TASK INSTRUCTIONS:
Set down each entry exactly as given; pictures should not appear in the copy.

BEGIN RECORDED DATA

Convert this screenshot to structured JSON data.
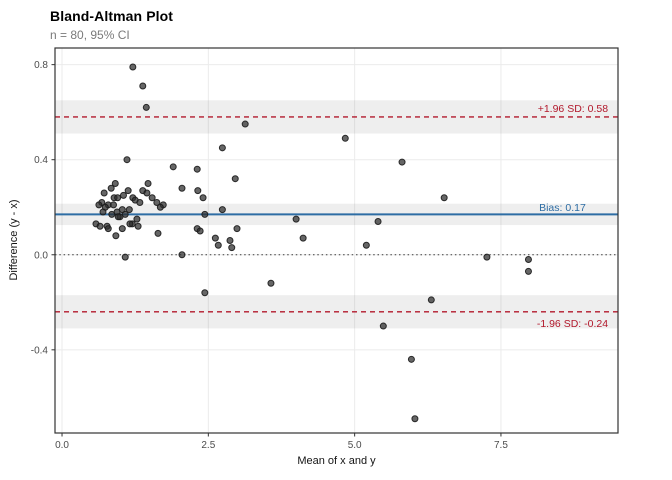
{
  "chart_data": {
    "type": "scatter",
    "title": "Bland-Altman Plot",
    "subtitle": "n = 80, 95% CI",
    "xlabel": "Mean of x and y",
    "ylabel": "Difference (y - x)",
    "xlim": [
      -0.12,
      9.5
    ],
    "ylim": [
      -0.75,
      0.87
    ],
    "n": 80,
    "bias": 0.17,
    "upper_loa": 0.58,
    "lower_loa": -0.24,
    "x_ticks": [
      {
        "value": 0.0,
        "label": "0.0"
      },
      {
        "value": 2.5,
        "label": "2.5"
      },
      {
        "value": 5.0,
        "label": "5.0"
      },
      {
        "value": 7.5,
        "label": "7.5"
      }
    ],
    "y_ticks": [
      {
        "value": -0.4,
        "label": "-0.4"
      },
      {
        "value": 0.0,
        "label": "0.0"
      },
      {
        "value": 0.4,
        "label": "0.4"
      },
      {
        "value": 0.8,
        "label": "0.8"
      }
    ],
    "bands": [
      {
        "name": "upper-loa-ci",
        "from": 0.51,
        "to": 0.65
      },
      {
        "name": "bias-ci",
        "from": 0.125,
        "to": 0.215
      },
      {
        "name": "lower-loa-ci",
        "from": -0.31,
        "to": -0.17
      }
    ],
    "lines": [
      {
        "name": "zero-line",
        "y": 0.0,
        "style": "dotted",
        "color": "#3c3c3c",
        "width": 1
      },
      {
        "name": "upper-loa-line",
        "y": 0.58,
        "style": "dashed",
        "color": "#b2182b",
        "width": 1.3
      },
      {
        "name": "lower-loa-line",
        "y": -0.24,
        "style": "dashed",
        "color": "#b2182b",
        "width": 1.3
      },
      {
        "name": "bias-line",
        "y": 0.17,
        "style": "solid",
        "color": "#2e6da4",
        "width": 2
      }
    ],
    "annotations": [
      {
        "text": "+1.96 SD: 0.58",
        "x": 9.33,
        "y": 0.6,
        "anchor": "end",
        "color": "#b2182b"
      },
      {
        "text": "Bias: 0.17",
        "x": 8.95,
        "y": 0.185,
        "anchor": "end",
        "color": "#2e6da4"
      },
      {
        "text": "-1.96 SD: -0.24",
        "x": 9.33,
        "y": -0.305,
        "anchor": "end",
        "color": "#b2182b"
      }
    ],
    "points": [
      [
        1.21,
        0.79
      ],
      [
        1.38,
        0.71
      ],
      [
        1.44,
        0.62
      ],
      [
        3.13,
        0.55
      ],
      [
        4.84,
        0.49
      ],
      [
        2.74,
        0.45
      ],
      [
        1.11,
        0.4
      ],
      [
        5.81,
        0.39
      ],
      [
        1.9,
        0.37
      ],
      [
        2.31,
        0.36
      ],
      [
        2.96,
        0.32
      ],
      [
        0.91,
        0.3
      ],
      [
        1.47,
        0.3
      ],
      [
        0.84,
        0.28
      ],
      [
        2.05,
        0.28
      ],
      [
        1.13,
        0.27
      ],
      [
        1.38,
        0.27
      ],
      [
        2.32,
        0.27
      ],
      [
        1.45,
        0.26
      ],
      [
        0.72,
        0.26
      ],
      [
        1.05,
        0.25
      ],
      [
        0.89,
        0.24
      ],
      [
        1.21,
        0.24
      ],
      [
        1.54,
        0.24
      ],
      [
        2.41,
        0.24
      ],
      [
        6.53,
        0.24
      ],
      [
        0.95,
        0.24
      ],
      [
        1.25,
        0.23
      ],
      [
        0.68,
        0.22
      ],
      [
        1.33,
        0.22
      ],
      [
        1.62,
        0.22
      ],
      [
        0.79,
        0.21
      ],
      [
        1.73,
        0.21
      ],
      [
        0.63,
        0.21
      ],
      [
        0.88,
        0.21
      ],
      [
        0.74,
        0.2
      ],
      [
        1.68,
        0.2
      ],
      [
        1.03,
        0.19
      ],
      [
        2.74,
        0.19
      ],
      [
        1.15,
        0.19
      ],
      [
        0.94,
        0.18
      ],
      [
        0.7,
        0.18
      ],
      [
        0.85,
        0.17
      ],
      [
        2.44,
        0.17
      ],
      [
        1.08,
        0.17
      ],
      [
        0.99,
        0.16
      ],
      [
        0.96,
        0.16
      ],
      [
        4.0,
        0.15
      ],
      [
        5.4,
        0.14
      ],
      [
        1.28,
        0.15
      ],
      [
        0.58,
        0.13
      ],
      [
        1.2,
        0.13
      ],
      [
        1.16,
        0.13
      ],
      [
        0.65,
        0.12
      ],
      [
        0.77,
        0.12
      ],
      [
        1.3,
        0.12
      ],
      [
        0.79,
        0.11
      ],
      [
        1.03,
        0.11
      ],
      [
        2.31,
        0.11
      ],
      [
        2.99,
        0.11
      ],
      [
        2.36,
        0.1
      ],
      [
        1.64,
        0.09
      ],
      [
        0.92,
        0.08
      ],
      [
        2.62,
        0.07
      ],
      [
        4.12,
        0.07
      ],
      [
        2.87,
        0.06
      ],
      [
        2.67,
        0.04
      ],
      [
        5.2,
        0.04
      ],
      [
        2.9,
        0.03
      ],
      [
        2.05,
        0.0
      ],
      [
        1.08,
        -0.01
      ],
      [
        7.26,
        -0.01
      ],
      [
        7.97,
        -0.02
      ],
      [
        7.97,
        -0.07
      ],
      [
        3.57,
        -0.12
      ],
      [
        2.44,
        -0.16
      ],
      [
        6.31,
        -0.19
      ],
      [
        5.49,
        -0.3
      ],
      [
        5.97,
        -0.44
      ],
      [
        6.03,
        -0.69
      ]
    ],
    "style": {
      "panel_border_color": "#333333",
      "grid_color": "#ebebeb",
      "band_fill": "#000000",
      "band_opacity": 0.065,
      "point_radius": 3,
      "point_fill": "#2b2b2b",
      "point_fill_opacity": 0.72,
      "point_stroke": "#1a1a1a",
      "tick_color": "#333333",
      "tick_label_color": "#4d4d4d",
      "annotation_font_size": 10.5,
      "tick_font_size": 10
    }
  }
}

END RECORDED DATA

FINAL ANSWER:
Convert this screenshot to structured JSON data.
{
  "chart_data": {
    "type": "scatter",
    "title": "Bland-Altman Plot",
    "subtitle": "n = 80, 95% CI",
    "xlabel": "Mean of x and y",
    "ylabel": "Difference (y - x)",
    "xlim": [
      -0.12,
      9.5
    ],
    "ylim": [
      -0.75,
      0.87
    ],
    "n": 80,
    "bias": 0.17,
    "upper_loa": 0.58,
    "lower_loa": -0.24,
    "x_ticks": [
      {
        "value": 0.0,
        "label": "0.0"
      },
      {
        "value": 2.5,
        "label": "2.5"
      },
      {
        "value": 5.0,
        "label": "5.0"
      },
      {
        "value": 7.5,
        "label": "7.5"
      }
    ],
    "y_ticks": [
      {
        "value": -0.4,
        "label": "-0.4"
      },
      {
        "value": 0.0,
        "label": "0.0"
      },
      {
        "value": 0.4,
        "label": "0.4"
      },
      {
        "value": 0.8,
        "label": "0.8"
      }
    ],
    "bands": [
      {
        "name": "upper-loa-ci",
        "from": 0.51,
        "to": 0.65
      },
      {
        "name": "bias-ci",
        "from": 0.125,
        "to": 0.215
      },
      {
        "name": "lower-loa-ci",
        "from": -0.31,
        "to": -0.17
      }
    ],
    "lines": [
      {
        "name": "zero-line",
        "y": 0.0,
        "style": "dotted",
        "color": "#3c3c3c",
        "width": 1
      },
      {
        "name": "upper-loa-line",
        "y": 0.58,
        "style": "dashed",
        "color": "#b2182b",
        "width": 1.3
      },
      {
        "name": "lower-loa-line",
        "y": -0.24,
        "style": "dashed",
        "color": "#b2182b",
        "width": 1.3
      },
      {
        "name": "bias-line",
        "y": 0.17,
        "style": "solid",
        "color": "#2e6da4",
        "width": 2
      }
    ],
    "annotations": [
      {
        "text": "+1.96 SD: 0.58",
        "x": 9.33,
        "y": 0.6,
        "anchor": "end",
        "color": "#b2182b"
      },
      {
        "text": "Bias: 0.17",
        "x": 8.95,
        "y": 0.185,
        "anchor": "end",
        "color": "#2e6da4"
      },
      {
        "text": "-1.96 SD: -0.24",
        "x": 9.33,
        "y": -0.305,
        "anchor": "end",
        "color": "#b2182b"
      }
    ],
    "points": [
      [
        1.21,
        0.79
      ],
      [
        1.38,
        0.71
      ],
      [
        1.44,
        0.62
      ],
      [
        3.13,
        0.55
      ],
      [
        4.84,
        0.49
      ],
      [
        2.74,
        0.45
      ],
      [
        1.11,
        0.4
      ],
      [
        5.81,
        0.39
      ],
      [
        1.9,
        0.37
      ],
      [
        2.31,
        0.36
      ],
      [
        2.96,
        0.32
      ],
      [
        0.91,
        0.3
      ],
      [
        1.47,
        0.3
      ],
      [
        0.84,
        0.28
      ],
      [
        2.05,
        0.28
      ],
      [
        1.13,
        0.27
      ],
      [
        1.38,
        0.27
      ],
      [
        2.32,
        0.27
      ],
      [
        1.45,
        0.26
      ],
      [
        0.72,
        0.26
      ],
      [
        1.05,
        0.25
      ],
      [
        0.89,
        0.24
      ],
      [
        1.21,
        0.24
      ],
      [
        1.54,
        0.24
      ],
      [
        2.41,
        0.24
      ],
      [
        6.53,
        0.24
      ],
      [
        0.95,
        0.24
      ],
      [
        1.25,
        0.23
      ],
      [
        0.68,
        0.22
      ],
      [
        1.33,
        0.22
      ],
      [
        1.62,
        0.22
      ],
      [
        0.79,
        0.21
      ],
      [
        1.73,
        0.21
      ],
      [
        0.63,
        0.21
      ],
      [
        0.88,
        0.21
      ],
      [
        0.74,
        0.2
      ],
      [
        1.68,
        0.2
      ],
      [
        1.03,
        0.19
      ],
      [
        2.74,
        0.19
      ],
      [
        1.15,
        0.19
      ],
      [
        0.94,
        0.18
      ],
      [
        0.7,
        0.18
      ],
      [
        0.85,
        0.17
      ],
      [
        2.44,
        0.17
      ],
      [
        1.08,
        0.17
      ],
      [
        0.99,
        0.16
      ],
      [
        0.96,
        0.16
      ],
      [
        4.0,
        0.15
      ],
      [
        5.4,
        0.14
      ],
      [
        1.28,
        0.15
      ],
      [
        0.58,
        0.13
      ],
      [
        1.2,
        0.13
      ],
      [
        1.16,
        0.13
      ],
      [
        0.65,
        0.12
      ],
      [
        0.77,
        0.12
      ],
      [
        1.3,
        0.12
      ],
      [
        0.79,
        0.11
      ],
      [
        1.03,
        0.11
      ],
      [
        2.31,
        0.11
      ],
      [
        2.99,
        0.11
      ],
      [
        2.36,
        0.1
      ],
      [
        1.64,
        0.09
      ],
      [
        0.92,
        0.08
      ],
      [
        2.62,
        0.07
      ],
      [
        4.12,
        0.07
      ],
      [
        2.87,
        0.06
      ],
      [
        2.67,
        0.04
      ],
      [
        5.2,
        0.04
      ],
      [
        2.9,
        0.03
      ],
      [
        2.05,
        0.0
      ],
      [
        1.08,
        -0.01
      ],
      [
        7.26,
        -0.01
      ],
      [
        7.97,
        -0.02
      ],
      [
        7.97,
        -0.07
      ],
      [
        3.57,
        -0.12
      ],
      [
        2.44,
        -0.16
      ],
      [
        6.31,
        -0.19
      ],
      [
        5.49,
        -0.3
      ],
      [
        5.97,
        -0.44
      ],
      [
        6.03,
        -0.69
      ]
    ],
    "style": {
      "panel_border_color": "#333333",
      "grid_color": "#ebebeb",
      "band_fill": "#000000",
      "band_opacity": 0.065,
      "point_radius": 3,
      "point_fill": "#2b2b2b",
      "point_fill_opacity": 0.72,
      "point_stroke": "#1a1a1a",
      "tick_color": "#333333",
      "tick_label_color": "#4d4d4d",
      "annotation_font_size": 10.5,
      "tick_font_size": 10
    }
  }
}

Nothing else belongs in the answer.